- DIRECTION
From the mailing-list reply below, extract word for word the passage from "On 16/01/2020 12:31, Kjetil" up to and including "a PATCH request[2].".

- SELECTED TEXT
Re: Conditional Requests to resolve semaphore and confidentiality concerns from Andy Seaborne on 2020-01-18 (public-sparql-12@w3.org from January 2020)

From: Andy Seaborne <andy@apache.org>
Date: Sat, 18 Jan 2020 17:26:59 +0000
To: "SPARQL 1.2 Community Group" <public-sparql-12@w3.org>
Message-ID: <16e336fe-6ef3-263b-eb0d-2951d1561a39@apache.org>
Hi Kjetil,

Interesting - some points about the semaphore issues, and security leaking.


Inline ...
On 16/01/2020 12:31, Kjetil Kjernsmo wrote:
> Hi all,
> 
> I'm working on the Solid project[1], where we use Semantic Web technologies
> intensively. For now, SPARQL is only used on the server side to update
> documents, and not using the SPARQL Protocol, a SPARQL 1.1 Update query is
> passed as the body of a PATCH request[2].
> 
> We have an open issue on the level of SPARQL 1.1 Update support Solid should
> require[3], and I have been working on two points where there are some
> tensions. I have a rather involved proposal to address them both in a
> backwards compatible way, that I want to air with you. The TL;DR is: We
> should support issue 63 [4] and introduce a conditional request header into
> HTTP.
> 
> These are the issues:
> 
> 1) A semaphore mechanism for updates.
 >
Observation:

If there is a semaphore being provided by atomically setting server
state (triples in graph or something else), then it is Dekker
semaphores/spinlocks.

I do wonder whether complex algorithms are a good idea. We can design 
complex, correct algorithms but that doesn't mean they are practical. 
They can be hard to get right and where they effect the way clients 
interact can have malicious effects.

(Element position data)
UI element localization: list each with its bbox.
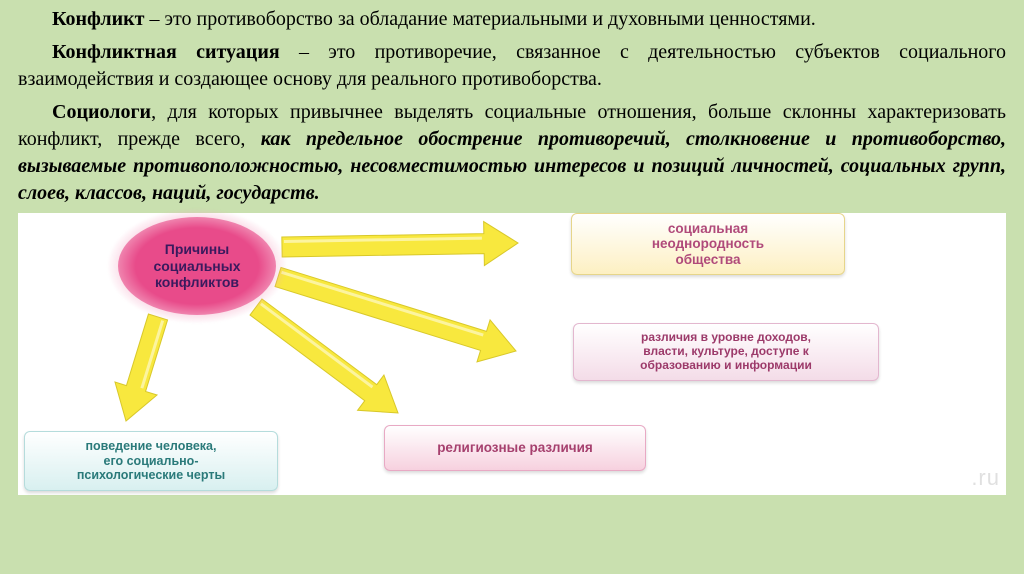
paragraph-sociologists: Социологи, для которых привычнее выделят… — [18, 99, 1006, 207]
cause-box-religious-differences: религиозные различия — [384, 425, 646, 471]
paragraph-conflict: Конфликт – это противоборство за обладан… — [18, 6, 1006, 33]
slide-page: Конфликт – это противоборство за обладан… — [0, 0, 1024, 574]
arrow-0 — [282, 221, 519, 269]
center-oval: Причинысоциальныхконфликтов — [118, 217, 276, 315]
term-conflict: Конфликт — [52, 8, 144, 30]
term-sociologists: Социологи — [52, 101, 151, 123]
def-conflict: – это противоборство за обладание матери… — [144, 8, 815, 30]
term-conflict-situation: Конфликтная ситуация — [52, 41, 280, 63]
cause-box-differences-income: различия в уровне доходов,власти, культу… — [573, 323, 879, 381]
cause-box-human-behavior: поведение человека,его социально-психоло… — [24, 431, 278, 491]
paragraph-conflict-situation: Конфликтная ситуация – это противоречие,… — [18, 39, 1006, 93]
cause-box-social-heterogeneity: социальнаянеоднородностьобщества — [571, 213, 845, 275]
causes-diagram: Причинысоциальныхконфликтов социальнаяне… — [18, 213, 1006, 495]
arrow-highlight-1 — [281, 271, 484, 337]
center-oval-label: Причинысоциальныхконфликтов — [153, 241, 240, 291]
arrow-highlight-2 — [260, 303, 373, 389]
arrow-3 — [105, 311, 179, 428]
watermark: .ru — [971, 465, 1000, 491]
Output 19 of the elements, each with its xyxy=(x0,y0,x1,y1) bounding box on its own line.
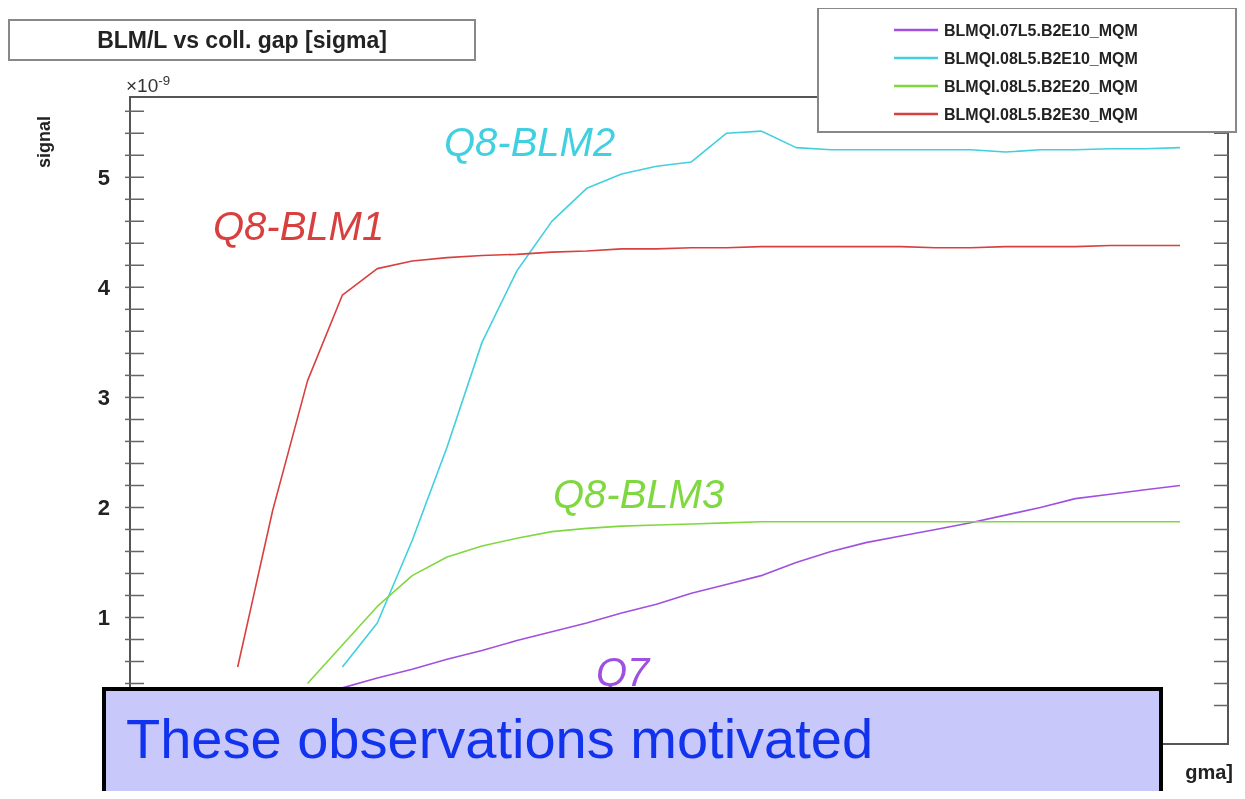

- RESPONSE
On 16/01/2020 12:31, Kjetil Kjernsmo wrote:
> Hi all,
> 
> I'm working on the Solid project[1], where we use Semantic Web technologies
> intensively. For now, SPARQL is only used on the server side to update
> documents, and not using the SPARQL Protocol, a SPARQL 1.1 Update query is
> passed as the body of a PATCH request[2].